* **Short exercise 1**
In the issue thread, which version of the AWSSDK.Lambda package is reported?

* **Selection**
########
At first I used the AmazonLambdaConfig Timeout property, and the tried to use a factory to add a keep-alive.

Custom Http Factory :

public class AwsLambdaHttpClientFactory : HttpClientFactory
{
    private readonly IHttpClientFactory _httpClientFactory;

    public AwsLambdaHttpClientFactory(IHttpClientFactory clientFactory): base()
    {
        _httpClientFactory = clientFactory; 
    }

    public override HttpClient CreateHttpClient(IClientConfig clientConfig)
    {
        HttpClient client = _httpClientFactory.CreateClient();
        client.Timeout = TimeSpan.FromMinutes(15);
        client.DefaultRequestHeaders.Connection.Add("Keep-Alive");
        client.DefaultRequestHeaders.Add("Keep-Alive", "timeout=901");
        return client;
    }
}

Lambda client configuration, with AWS loggin config :

_lambda = new AmazonLambdaClient(new AmazonLambdaConfig()
{
    LogResponse = true,
    MaxErrorRetry = 0,
    HttpClientFactory = new AwsLambdaHttpClientFactory(httpClientFactory),
});
AWSConfigs.LoggingConfig.LogMetrics = true;
AWSConfigs.LoggingConfig.LogTo = LoggingOptions.Console;
AWSConfigs.LoggingConfig.LogResponses = ResponseLoggingOption.Always; 

Retries are at 0 because the lambda would retry after a timeout that succeeded.

Lambda invocation :

InvokeRequest lambdaRequest = new()
{
    FunctionName = Constants.AWS.RecoveryTaskArn,
    Payload = json,
};
InvokeResponse response = await _lambda.InvokeAsync(lambdaRequest, stoppingToken).ConfigureAwait(false); 

Possible Solution

Did I miss or missused some information or configuration ?

Additional Information/Context

No response

AWS .NET SDK and/or Package version used

AWSSDK.Lambda 3.7.304.2

Targeted .NET Platform

.NET 8

Operating System and version

Debian 12 (docker image : 8.0-bookworm-slim-arm64v8)

@ThomasGaboriau ThomasGaboriau added bug This issue is a bug. needs-triage This issue or PR still needs to be triaged. labels Mar 18, 2024
@ashishdhingra
Copy link
Contributor

@ThomasGaboriau Good afternoon. Kindly advise if you

  • Have tried setting ReadWriteTimeout on AmazonLambdaConfig, in addition to Timeout property.
  • Instead of implementing custom HttpClientFactory, rely on SDK's mechanism to use the default Http client and retry mechanism.
  • If your Lambda function waiting for response to the sent back to response stream?
  • What happens if you change last line to InvokeResponse response = _lambda.InvokeAsync(lambdaRequest, stoppingToken).Result?

Thanks,
Ashish

@ashishdhingra ashishdhingra added response-requested Waiting on additional info and feedback. Will move to "closing-soon" in 7 days. and removed needs-triage This issue or PR still needs to be triaged. labels Mar 18, 2024
@ThomasGaboriau
Copy link
Author

Hello @ashishdhingra , thanks for the quick answer !
########
* **Material supplied**
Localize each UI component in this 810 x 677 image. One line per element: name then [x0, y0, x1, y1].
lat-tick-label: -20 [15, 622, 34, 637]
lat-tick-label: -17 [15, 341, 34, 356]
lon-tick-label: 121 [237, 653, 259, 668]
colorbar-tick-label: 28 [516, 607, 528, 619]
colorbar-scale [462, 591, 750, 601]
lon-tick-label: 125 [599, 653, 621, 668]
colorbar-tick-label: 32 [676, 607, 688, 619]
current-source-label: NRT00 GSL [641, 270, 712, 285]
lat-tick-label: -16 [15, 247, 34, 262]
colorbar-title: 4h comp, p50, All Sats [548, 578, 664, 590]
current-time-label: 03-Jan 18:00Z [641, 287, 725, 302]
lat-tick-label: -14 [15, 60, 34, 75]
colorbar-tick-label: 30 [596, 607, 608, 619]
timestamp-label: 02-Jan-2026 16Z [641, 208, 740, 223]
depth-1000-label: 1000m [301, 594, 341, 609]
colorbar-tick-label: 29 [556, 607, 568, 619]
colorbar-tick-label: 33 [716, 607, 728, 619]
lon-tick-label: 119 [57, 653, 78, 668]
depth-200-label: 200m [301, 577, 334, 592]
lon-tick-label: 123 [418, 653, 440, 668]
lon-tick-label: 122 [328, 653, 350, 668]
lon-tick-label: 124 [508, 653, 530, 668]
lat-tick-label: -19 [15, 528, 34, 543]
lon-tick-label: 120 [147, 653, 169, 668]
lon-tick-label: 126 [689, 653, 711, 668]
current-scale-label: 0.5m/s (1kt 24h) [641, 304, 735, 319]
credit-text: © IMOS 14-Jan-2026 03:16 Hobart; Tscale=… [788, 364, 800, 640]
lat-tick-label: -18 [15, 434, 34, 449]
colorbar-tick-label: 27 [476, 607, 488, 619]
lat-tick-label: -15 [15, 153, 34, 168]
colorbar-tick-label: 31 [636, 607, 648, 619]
########
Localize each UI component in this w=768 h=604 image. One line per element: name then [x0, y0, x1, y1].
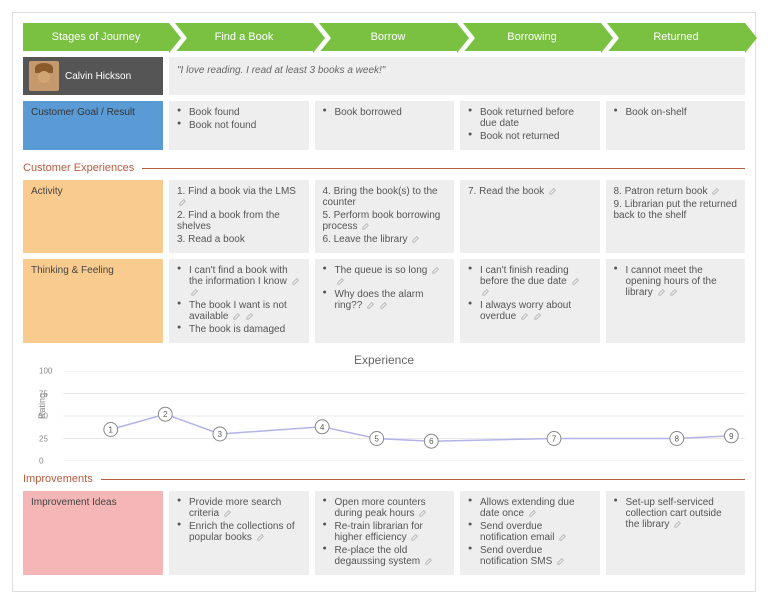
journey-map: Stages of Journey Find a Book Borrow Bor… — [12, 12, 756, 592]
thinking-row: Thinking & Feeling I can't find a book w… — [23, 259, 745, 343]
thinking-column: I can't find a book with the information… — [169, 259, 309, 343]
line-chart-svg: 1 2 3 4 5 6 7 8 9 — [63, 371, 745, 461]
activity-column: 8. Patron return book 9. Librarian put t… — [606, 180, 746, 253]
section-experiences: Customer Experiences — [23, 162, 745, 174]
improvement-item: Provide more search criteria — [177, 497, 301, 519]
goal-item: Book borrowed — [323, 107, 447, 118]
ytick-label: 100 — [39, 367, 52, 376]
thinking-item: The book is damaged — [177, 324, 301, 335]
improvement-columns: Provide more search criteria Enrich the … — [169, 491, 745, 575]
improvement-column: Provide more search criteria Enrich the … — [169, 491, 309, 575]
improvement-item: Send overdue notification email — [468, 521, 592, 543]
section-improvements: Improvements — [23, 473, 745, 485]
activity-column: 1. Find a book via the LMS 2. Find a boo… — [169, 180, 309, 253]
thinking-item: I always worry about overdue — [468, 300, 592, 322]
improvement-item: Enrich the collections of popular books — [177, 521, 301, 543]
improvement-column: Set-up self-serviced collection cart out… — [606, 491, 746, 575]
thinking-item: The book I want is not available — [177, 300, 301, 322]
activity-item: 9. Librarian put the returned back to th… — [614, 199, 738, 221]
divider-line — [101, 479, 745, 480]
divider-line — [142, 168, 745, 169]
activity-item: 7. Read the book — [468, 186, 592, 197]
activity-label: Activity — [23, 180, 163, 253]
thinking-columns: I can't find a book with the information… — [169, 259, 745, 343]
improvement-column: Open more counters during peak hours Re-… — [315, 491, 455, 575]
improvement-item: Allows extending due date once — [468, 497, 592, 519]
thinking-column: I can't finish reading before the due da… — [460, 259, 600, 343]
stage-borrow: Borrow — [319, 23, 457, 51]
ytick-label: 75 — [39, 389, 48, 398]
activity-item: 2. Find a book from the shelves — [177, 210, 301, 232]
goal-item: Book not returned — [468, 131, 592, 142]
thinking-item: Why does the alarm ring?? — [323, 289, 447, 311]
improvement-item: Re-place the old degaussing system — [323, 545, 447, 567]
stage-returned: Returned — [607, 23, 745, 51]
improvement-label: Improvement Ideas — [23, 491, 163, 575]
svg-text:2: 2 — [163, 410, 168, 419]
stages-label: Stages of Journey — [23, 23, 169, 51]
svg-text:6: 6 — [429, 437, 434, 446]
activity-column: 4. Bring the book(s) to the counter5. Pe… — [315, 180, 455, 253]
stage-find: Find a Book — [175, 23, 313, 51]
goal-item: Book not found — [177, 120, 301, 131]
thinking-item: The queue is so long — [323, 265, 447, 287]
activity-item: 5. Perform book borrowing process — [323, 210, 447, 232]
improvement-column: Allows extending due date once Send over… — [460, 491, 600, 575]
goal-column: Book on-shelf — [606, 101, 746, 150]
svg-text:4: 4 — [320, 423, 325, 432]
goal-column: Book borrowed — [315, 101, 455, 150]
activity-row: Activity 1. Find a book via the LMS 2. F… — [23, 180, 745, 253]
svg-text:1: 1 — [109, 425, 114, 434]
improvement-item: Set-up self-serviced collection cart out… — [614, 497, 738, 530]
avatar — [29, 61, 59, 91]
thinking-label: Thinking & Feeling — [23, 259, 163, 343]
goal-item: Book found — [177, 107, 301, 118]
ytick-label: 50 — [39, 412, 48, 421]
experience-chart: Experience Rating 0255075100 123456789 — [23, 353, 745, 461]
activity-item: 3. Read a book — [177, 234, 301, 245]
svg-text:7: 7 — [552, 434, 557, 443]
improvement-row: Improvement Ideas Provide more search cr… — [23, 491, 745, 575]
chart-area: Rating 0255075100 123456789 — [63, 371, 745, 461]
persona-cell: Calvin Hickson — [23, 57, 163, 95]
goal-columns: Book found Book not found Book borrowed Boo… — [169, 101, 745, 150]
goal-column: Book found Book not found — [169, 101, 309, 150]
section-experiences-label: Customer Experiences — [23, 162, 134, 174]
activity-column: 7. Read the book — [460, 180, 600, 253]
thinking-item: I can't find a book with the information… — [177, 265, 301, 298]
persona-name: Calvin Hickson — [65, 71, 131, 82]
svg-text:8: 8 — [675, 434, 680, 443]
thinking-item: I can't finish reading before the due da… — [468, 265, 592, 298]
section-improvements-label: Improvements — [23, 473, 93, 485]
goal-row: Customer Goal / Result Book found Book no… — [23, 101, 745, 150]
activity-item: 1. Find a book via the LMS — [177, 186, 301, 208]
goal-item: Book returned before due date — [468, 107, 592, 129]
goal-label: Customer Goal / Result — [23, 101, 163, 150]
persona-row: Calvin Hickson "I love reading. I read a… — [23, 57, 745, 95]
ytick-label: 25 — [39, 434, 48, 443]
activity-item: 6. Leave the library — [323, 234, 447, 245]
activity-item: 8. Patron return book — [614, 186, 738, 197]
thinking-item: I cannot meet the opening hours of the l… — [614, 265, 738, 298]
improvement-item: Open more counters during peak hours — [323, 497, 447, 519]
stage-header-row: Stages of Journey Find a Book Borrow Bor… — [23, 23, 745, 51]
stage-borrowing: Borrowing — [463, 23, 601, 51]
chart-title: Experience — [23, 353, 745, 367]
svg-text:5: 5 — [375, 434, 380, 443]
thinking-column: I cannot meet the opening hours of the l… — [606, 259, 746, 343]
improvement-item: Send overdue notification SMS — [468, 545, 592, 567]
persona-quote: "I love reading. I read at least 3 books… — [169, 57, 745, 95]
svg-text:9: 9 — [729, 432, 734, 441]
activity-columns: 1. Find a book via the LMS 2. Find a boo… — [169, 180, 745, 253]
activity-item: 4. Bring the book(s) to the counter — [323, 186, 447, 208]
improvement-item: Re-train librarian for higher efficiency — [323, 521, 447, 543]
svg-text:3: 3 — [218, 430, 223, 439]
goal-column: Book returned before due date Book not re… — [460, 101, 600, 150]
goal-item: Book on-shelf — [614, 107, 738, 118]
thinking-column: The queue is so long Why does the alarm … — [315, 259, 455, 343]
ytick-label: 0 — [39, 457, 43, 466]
########
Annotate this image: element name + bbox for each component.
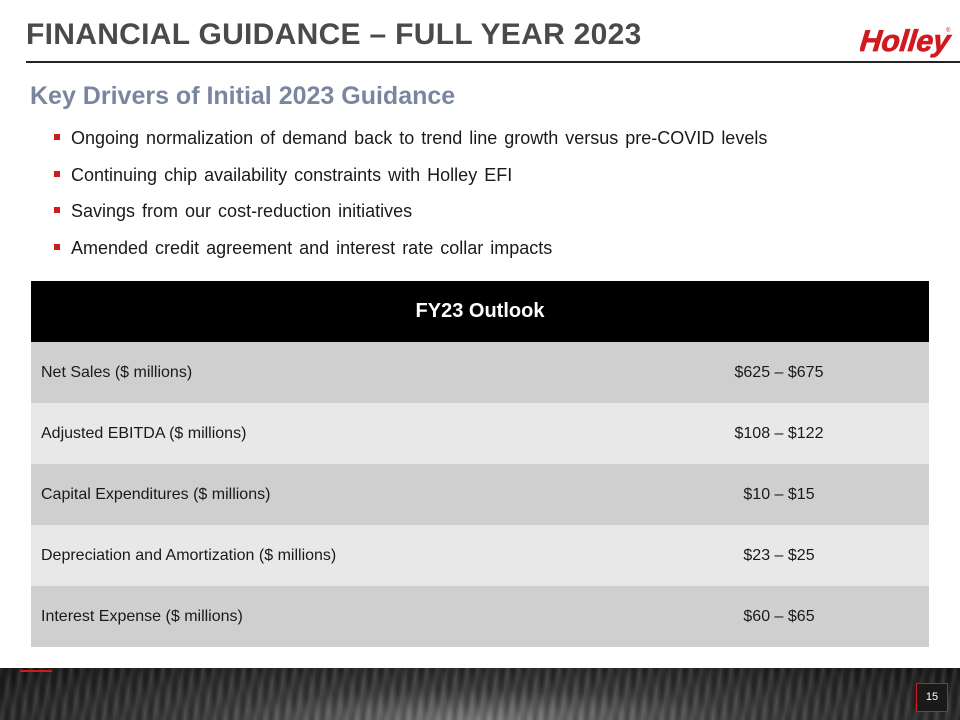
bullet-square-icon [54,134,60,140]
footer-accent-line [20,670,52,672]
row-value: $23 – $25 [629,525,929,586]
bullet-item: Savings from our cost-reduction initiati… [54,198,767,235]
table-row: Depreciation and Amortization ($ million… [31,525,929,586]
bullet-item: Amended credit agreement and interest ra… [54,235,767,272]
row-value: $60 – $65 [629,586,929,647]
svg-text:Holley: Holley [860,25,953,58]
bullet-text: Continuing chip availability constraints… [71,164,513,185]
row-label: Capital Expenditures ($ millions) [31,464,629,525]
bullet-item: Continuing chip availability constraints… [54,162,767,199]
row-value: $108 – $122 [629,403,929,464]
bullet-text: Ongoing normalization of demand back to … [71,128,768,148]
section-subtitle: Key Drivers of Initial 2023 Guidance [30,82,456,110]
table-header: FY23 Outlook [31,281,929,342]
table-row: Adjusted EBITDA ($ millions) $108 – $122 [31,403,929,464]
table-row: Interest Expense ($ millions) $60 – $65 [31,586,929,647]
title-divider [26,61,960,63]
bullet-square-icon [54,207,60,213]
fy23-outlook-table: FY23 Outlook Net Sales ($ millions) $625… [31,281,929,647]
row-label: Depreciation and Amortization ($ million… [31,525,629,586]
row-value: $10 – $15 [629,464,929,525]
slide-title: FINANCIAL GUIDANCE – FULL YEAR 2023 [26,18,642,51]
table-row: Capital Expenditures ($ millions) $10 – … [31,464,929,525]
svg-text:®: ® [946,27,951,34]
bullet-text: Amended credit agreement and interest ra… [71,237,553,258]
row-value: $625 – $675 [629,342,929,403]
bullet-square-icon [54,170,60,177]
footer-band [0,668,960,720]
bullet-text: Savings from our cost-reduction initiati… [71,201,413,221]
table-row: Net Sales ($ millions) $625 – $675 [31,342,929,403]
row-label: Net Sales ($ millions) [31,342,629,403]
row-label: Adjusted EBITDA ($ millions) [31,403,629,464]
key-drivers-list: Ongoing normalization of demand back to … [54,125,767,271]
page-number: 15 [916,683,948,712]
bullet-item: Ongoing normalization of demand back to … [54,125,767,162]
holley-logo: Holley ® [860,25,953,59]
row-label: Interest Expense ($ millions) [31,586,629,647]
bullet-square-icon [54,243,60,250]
########
* **Short exercise 2**
Please reproduce the lines of the records starting at the line containing "bullet-square-icon [54,134,60,140]" and ending at the line containing "row-value: $108 – $122 [629,403,929,464]".

* **Solution 1**
AWSSDK.Lambda 3.7.304.2

* **Solution 2**
bullet-square-icon [54,134,60,140]
footer-accent-line [20,670,52,672]
row-value: $23 – $25 [629,525,929,586]
bullet-item: Savings from our cost-reduction initiati… [54,198,767,235]
table-row: Depreciation and Amortization ($ million… [31,525,929,586]
bullet-item: Amended credit agreement and interest ra… [54,235,767,272]
row-value: $60 – $65 [629,586,929,647]
svg-text:Holley: Holley [860,25,953,58]
bullet-text: Continuing chip availability constraints… [71,164,513,185]
row-label: Capital Expenditures ($ millions) [31,464,629,525]
bullet-item: Continuing chip availability constraints… [54,162,767,199]
row-value: $108 – $122 [629,403,929,464]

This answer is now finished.